**** Entries ****

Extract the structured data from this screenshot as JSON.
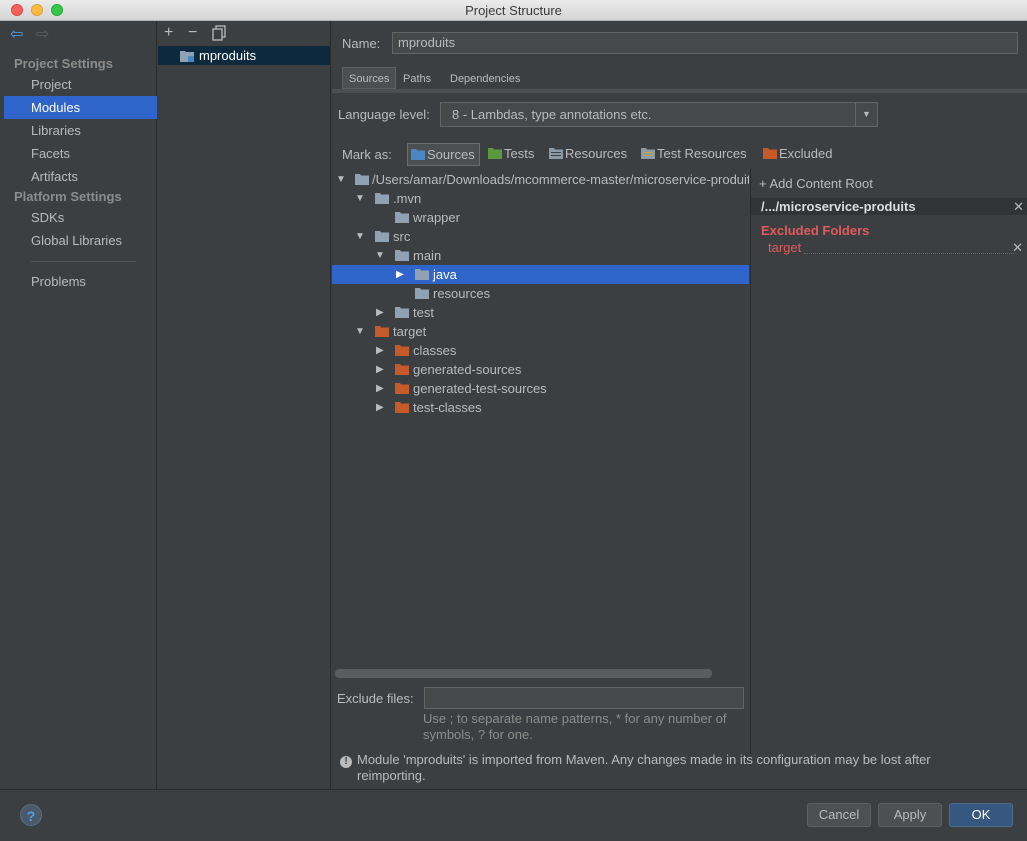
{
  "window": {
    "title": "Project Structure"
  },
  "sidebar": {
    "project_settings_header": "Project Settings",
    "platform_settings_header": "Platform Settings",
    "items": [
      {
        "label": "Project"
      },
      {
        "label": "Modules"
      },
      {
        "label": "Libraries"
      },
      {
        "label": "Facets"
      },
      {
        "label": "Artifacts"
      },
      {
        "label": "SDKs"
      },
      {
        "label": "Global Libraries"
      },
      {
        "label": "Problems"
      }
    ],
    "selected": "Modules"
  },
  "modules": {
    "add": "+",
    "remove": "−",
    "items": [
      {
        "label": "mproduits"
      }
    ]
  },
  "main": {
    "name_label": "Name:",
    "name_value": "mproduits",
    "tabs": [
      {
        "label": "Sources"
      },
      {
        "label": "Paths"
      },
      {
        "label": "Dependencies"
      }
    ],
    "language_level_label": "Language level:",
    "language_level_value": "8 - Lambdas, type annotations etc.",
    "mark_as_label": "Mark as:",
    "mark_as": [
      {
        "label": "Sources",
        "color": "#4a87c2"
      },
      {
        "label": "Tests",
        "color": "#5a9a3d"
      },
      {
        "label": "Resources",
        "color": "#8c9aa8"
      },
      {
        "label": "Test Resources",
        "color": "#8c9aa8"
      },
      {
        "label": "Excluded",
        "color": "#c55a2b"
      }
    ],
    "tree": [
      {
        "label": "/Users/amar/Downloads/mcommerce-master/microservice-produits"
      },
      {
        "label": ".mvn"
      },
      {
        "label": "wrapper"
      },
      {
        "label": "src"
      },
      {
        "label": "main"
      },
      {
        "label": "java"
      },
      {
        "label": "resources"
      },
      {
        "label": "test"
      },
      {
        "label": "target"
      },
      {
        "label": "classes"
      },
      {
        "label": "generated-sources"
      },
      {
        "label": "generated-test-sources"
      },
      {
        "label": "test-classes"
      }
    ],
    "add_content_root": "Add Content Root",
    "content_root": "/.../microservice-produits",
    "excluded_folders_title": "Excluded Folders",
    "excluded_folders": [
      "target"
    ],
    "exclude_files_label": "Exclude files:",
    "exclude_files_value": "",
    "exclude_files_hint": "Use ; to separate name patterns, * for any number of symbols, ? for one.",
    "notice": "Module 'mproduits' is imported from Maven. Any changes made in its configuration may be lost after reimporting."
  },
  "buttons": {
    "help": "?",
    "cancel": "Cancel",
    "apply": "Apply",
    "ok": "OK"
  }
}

****
**** Entries ****

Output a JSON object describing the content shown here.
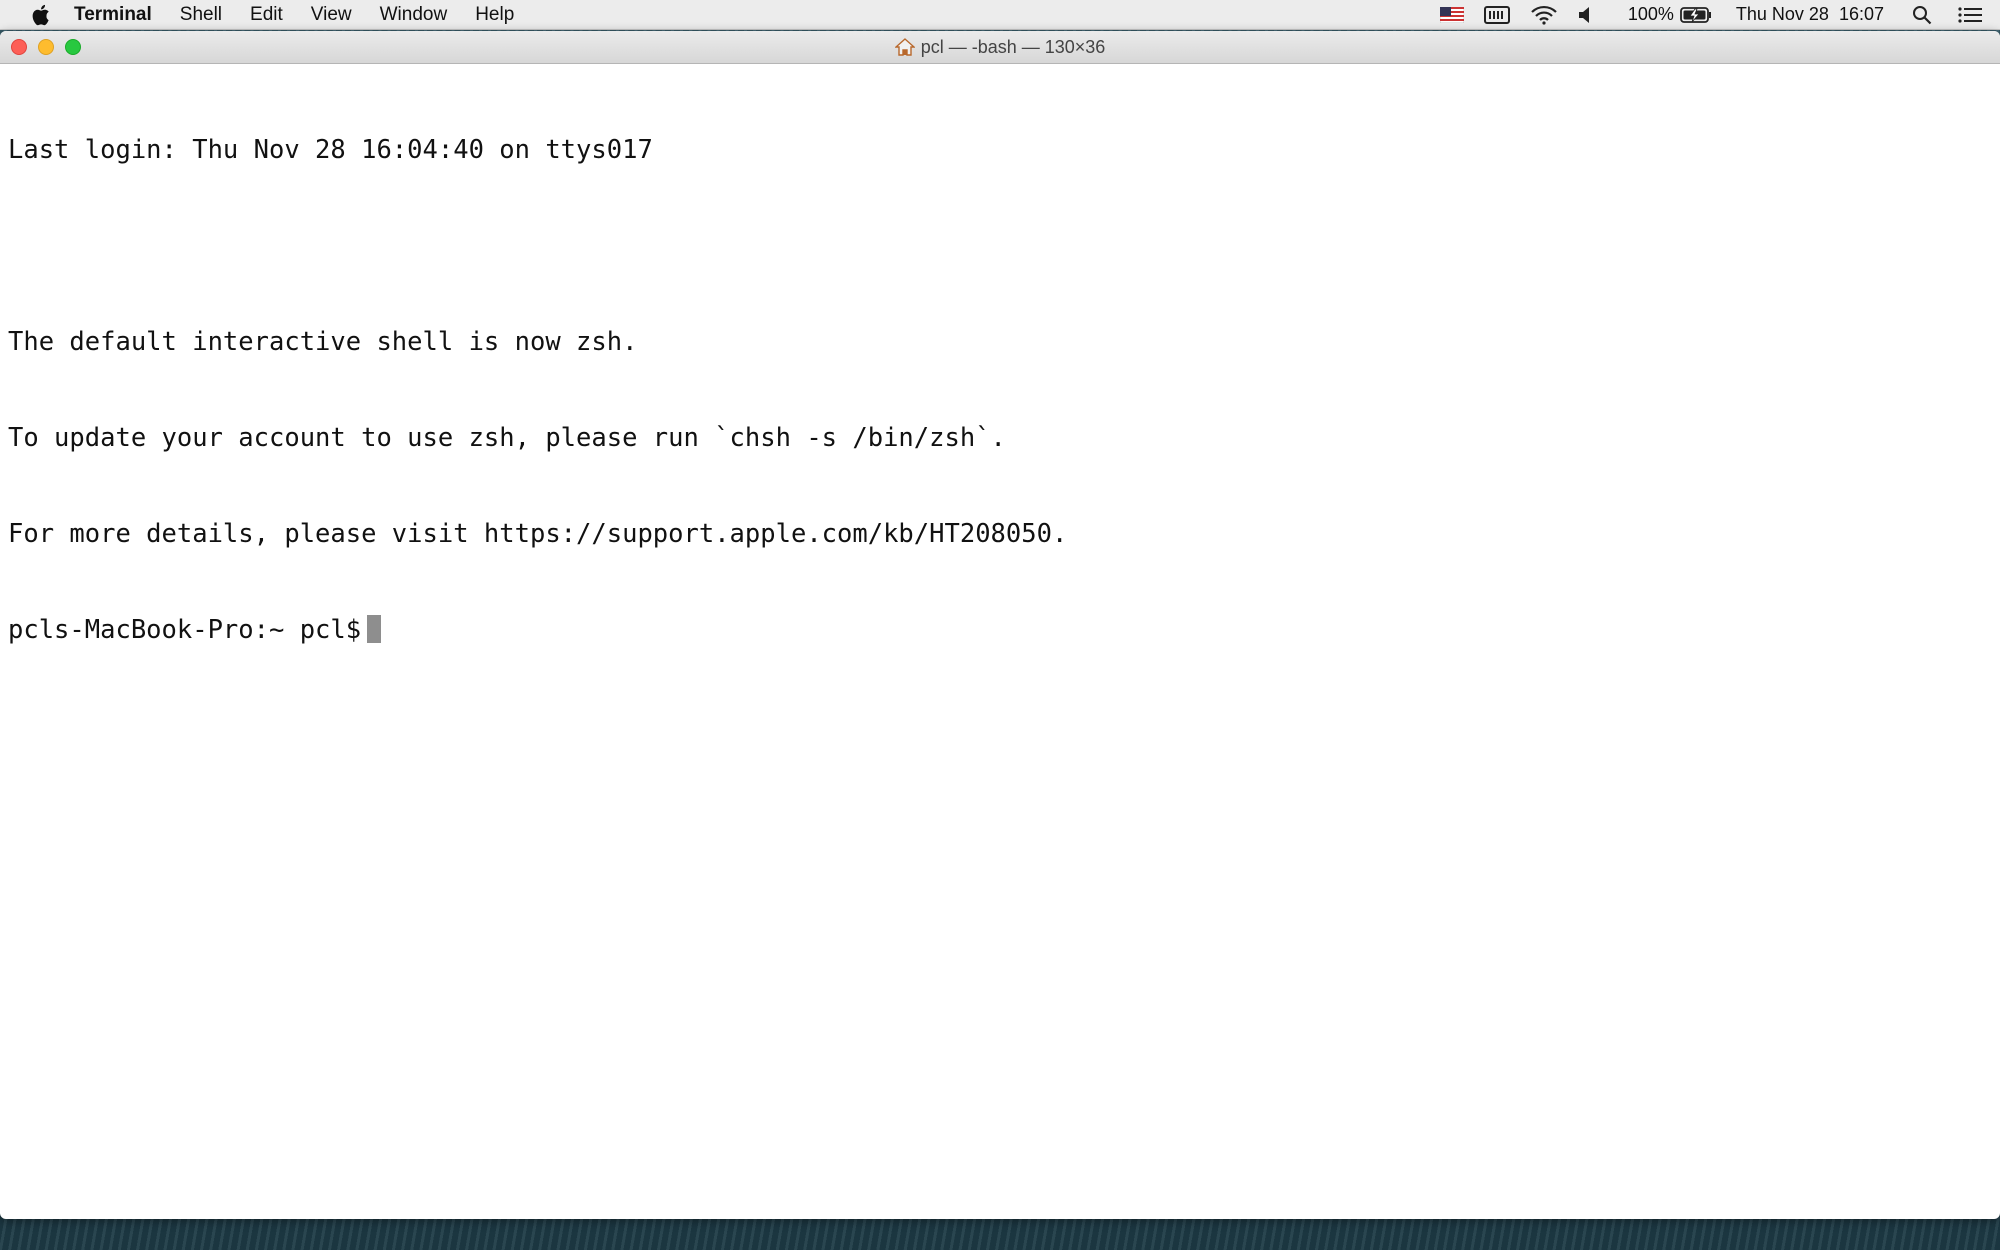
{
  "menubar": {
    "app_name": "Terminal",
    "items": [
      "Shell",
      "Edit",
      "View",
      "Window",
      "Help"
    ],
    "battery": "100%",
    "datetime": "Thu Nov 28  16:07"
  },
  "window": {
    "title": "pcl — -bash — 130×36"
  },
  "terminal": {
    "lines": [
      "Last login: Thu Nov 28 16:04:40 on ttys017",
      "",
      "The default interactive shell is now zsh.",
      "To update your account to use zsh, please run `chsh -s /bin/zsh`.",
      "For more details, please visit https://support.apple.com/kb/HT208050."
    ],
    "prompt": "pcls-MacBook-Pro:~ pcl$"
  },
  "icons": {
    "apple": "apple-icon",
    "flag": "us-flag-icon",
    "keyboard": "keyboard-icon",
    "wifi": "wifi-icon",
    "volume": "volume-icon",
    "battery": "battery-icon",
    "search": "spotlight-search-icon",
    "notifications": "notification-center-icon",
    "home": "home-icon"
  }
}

****
**** Entries ****

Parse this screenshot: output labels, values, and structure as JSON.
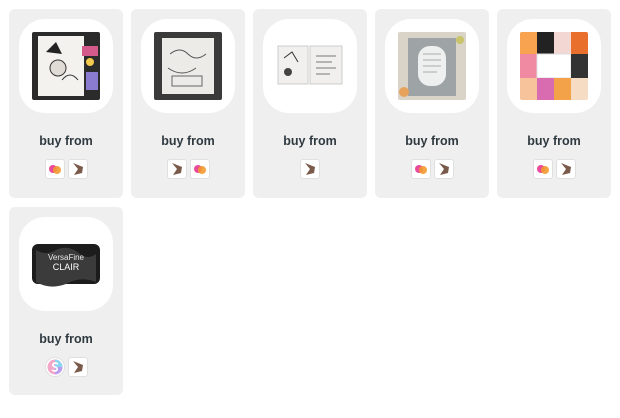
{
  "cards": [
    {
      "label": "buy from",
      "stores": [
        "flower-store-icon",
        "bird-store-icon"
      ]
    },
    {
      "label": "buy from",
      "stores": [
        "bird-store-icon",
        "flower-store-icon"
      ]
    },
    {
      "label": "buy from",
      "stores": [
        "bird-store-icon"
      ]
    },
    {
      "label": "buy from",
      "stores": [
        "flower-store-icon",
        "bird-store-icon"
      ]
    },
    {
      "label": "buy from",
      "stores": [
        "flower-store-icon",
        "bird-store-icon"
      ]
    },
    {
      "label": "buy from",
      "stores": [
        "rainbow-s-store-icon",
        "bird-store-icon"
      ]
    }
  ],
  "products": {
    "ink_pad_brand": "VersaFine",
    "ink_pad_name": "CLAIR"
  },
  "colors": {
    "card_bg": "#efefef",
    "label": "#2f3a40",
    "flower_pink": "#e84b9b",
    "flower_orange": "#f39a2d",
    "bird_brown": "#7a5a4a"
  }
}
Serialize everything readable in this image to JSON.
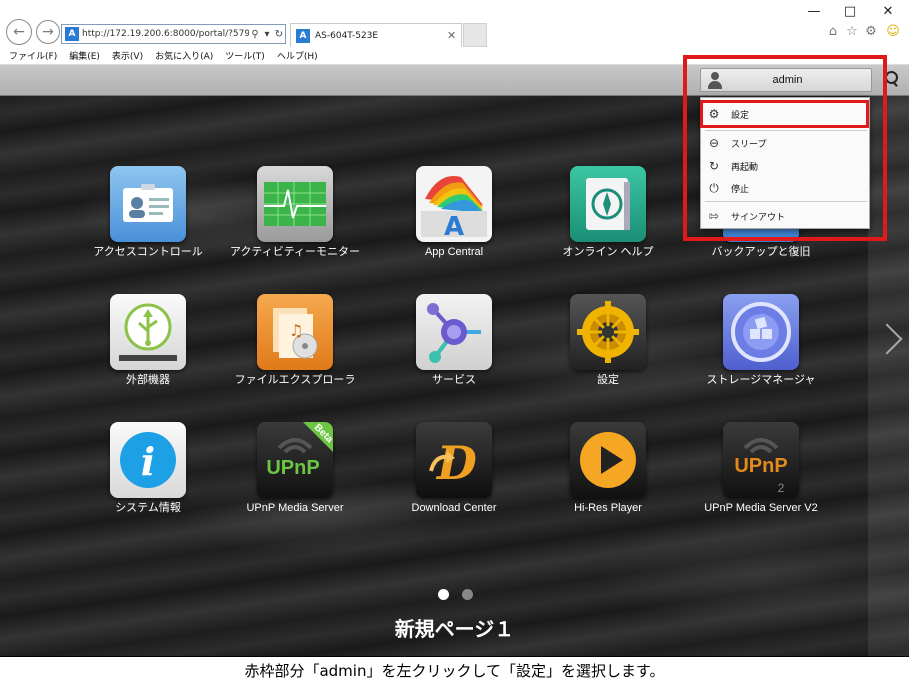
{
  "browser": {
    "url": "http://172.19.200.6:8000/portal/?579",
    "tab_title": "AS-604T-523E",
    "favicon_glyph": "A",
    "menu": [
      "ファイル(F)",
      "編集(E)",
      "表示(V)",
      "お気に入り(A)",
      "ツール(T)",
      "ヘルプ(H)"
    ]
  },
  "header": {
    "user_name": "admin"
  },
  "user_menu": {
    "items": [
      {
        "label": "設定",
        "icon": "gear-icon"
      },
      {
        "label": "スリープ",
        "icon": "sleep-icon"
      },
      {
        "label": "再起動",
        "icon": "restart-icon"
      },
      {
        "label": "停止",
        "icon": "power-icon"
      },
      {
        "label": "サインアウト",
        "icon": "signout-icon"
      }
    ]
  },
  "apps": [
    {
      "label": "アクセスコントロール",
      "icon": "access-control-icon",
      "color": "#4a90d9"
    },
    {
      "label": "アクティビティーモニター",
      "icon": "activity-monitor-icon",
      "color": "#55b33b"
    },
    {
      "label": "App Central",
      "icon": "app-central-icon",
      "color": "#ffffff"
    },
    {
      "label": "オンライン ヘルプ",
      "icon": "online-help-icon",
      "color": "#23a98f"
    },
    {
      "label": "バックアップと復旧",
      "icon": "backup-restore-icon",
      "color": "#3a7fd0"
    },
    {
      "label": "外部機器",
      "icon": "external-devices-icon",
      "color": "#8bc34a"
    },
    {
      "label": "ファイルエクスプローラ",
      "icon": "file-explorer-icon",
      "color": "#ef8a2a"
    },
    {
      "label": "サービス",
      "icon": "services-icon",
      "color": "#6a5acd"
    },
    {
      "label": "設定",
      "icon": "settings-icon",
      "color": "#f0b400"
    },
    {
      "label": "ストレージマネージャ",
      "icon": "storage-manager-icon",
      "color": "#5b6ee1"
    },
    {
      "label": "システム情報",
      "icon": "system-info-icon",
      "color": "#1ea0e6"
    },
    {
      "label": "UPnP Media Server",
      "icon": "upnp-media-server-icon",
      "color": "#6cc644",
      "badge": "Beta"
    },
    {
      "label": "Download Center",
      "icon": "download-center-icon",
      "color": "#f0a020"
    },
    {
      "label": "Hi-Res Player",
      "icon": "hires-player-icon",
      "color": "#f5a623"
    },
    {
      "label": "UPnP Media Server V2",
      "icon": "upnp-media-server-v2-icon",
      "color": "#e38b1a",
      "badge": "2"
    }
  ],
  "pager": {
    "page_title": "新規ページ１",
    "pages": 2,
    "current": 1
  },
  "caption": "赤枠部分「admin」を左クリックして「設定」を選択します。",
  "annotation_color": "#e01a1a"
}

****

- [Written exercise] Copy every line from the records above that contains the word "this".

- [Task solution]
Extract the structured data from this screenshot as JSON.
Parse this screenshot: output labels, values, and structure as JSON.
Serialize everything readable in this image to JSON.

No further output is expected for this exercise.